■ EXERCISE INPUT:
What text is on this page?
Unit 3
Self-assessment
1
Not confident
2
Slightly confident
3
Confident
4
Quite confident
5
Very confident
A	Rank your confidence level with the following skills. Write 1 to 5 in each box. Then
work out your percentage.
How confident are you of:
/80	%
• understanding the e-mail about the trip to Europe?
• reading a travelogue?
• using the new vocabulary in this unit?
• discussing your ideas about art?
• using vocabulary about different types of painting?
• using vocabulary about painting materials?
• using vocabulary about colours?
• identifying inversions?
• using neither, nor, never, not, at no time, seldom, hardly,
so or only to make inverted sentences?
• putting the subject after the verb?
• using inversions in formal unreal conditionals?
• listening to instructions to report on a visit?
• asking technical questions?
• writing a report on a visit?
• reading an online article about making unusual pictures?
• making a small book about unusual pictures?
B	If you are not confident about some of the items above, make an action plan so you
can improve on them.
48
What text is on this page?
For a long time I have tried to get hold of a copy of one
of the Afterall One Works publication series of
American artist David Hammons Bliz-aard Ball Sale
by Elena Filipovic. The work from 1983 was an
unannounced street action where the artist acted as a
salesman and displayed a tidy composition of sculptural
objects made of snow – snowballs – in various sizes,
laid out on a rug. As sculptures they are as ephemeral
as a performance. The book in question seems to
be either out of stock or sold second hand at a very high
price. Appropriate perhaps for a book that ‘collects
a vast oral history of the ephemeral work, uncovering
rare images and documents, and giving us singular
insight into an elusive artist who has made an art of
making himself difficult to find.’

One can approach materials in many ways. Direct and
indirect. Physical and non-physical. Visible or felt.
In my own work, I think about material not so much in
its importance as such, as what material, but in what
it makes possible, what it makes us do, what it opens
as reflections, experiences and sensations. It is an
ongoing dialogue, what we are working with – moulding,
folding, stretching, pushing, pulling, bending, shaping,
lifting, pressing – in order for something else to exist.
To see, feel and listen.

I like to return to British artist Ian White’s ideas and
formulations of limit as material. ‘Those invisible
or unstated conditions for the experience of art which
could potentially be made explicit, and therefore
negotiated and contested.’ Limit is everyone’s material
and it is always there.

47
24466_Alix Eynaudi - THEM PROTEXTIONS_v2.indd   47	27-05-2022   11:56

■ TO BE DONE: The records above should all be quoted exactly, please.

■ WRITTEN SOLUTION:
What text is on this page?
Unit 3
Self-assessment
1
Not confident
2
Slightly confident
3
Confident
4
Quite confident
5
Very confident
A	Rank your confidence level with the following skills. Write 1 to 5 in each box. Then
work out your percentage.
How confident are you of:
/80	%
• understanding the e-mail about the trip to Europe?
• reading a travelogue?
• using the new vocabulary in this unit?
• discussing your ideas about art?
• using vocabulary about different types of painting?
• using vocabulary about painting materials?
• using vocabulary about colours?
• identifying inversions?
• using neither, nor, never, not, at no time, seldom, hardly,
so or only to make inverted sentences?
• putting the subject after the verb?
• using inversions in formal unreal conditionals?
• listening to instructions to report on a visit?
• asking technical questions?
• writing a report on a visit?
• reading an online article about making unusual pictures?
• making a small book about unusual pictures?
B	If you are not confident about some of the items above, make an action plan so you
can improve on them.
48
What text is on this page?
For a long time I have tried to get hold of a copy of one
of the Afterall One Works publication series of
American artist David Hammons Bliz-aard Ball Sale
by Elena Filipovic. The work from 1983 was an
unannounced street action where the artist acted as a
salesman and displayed a tidy composition of sculptural
objects made of snow – snowballs – in various sizes,
laid out on a rug. As sculptures they are as ephemeral
as a performance. The book in question seems to
be either out of stock or sold second hand at a very high
price. Appropriate perhaps for a book that ‘collects
a vast oral history of the ephemeral work, uncovering
rare images and documents, and giving us singular
insight into an elusive artist who has made an art of
making himself difficult to find.’

One can approach materials in many ways. Direct and
indirect. Physical and non-physical. Visible or felt.
In my own work, I think about material not so much in
its importance as such, as what material, but in what
it makes possible, what it makes us do, what it opens
as reflections, experiences and sensations. It is an
ongoing dialogue, what we are working with – moulding,
folding, stretching, pushing, pulling, bending, shaping,
lifting, pressing – in order for something else to exist.
To see, feel and listen.

I like to return to British artist Ian White’s ideas and
formulations of limit as material. ‘Those invisible
or unstated conditions for the experience of art which
could potentially be made explicit, and therefore
negotiated and contested.’ Limit is everyone’s material
and it is always there.

47
24466_Alix Eynaudi - THEM PROTEXTIONS_v2.indd   47	27-05-2022   11:56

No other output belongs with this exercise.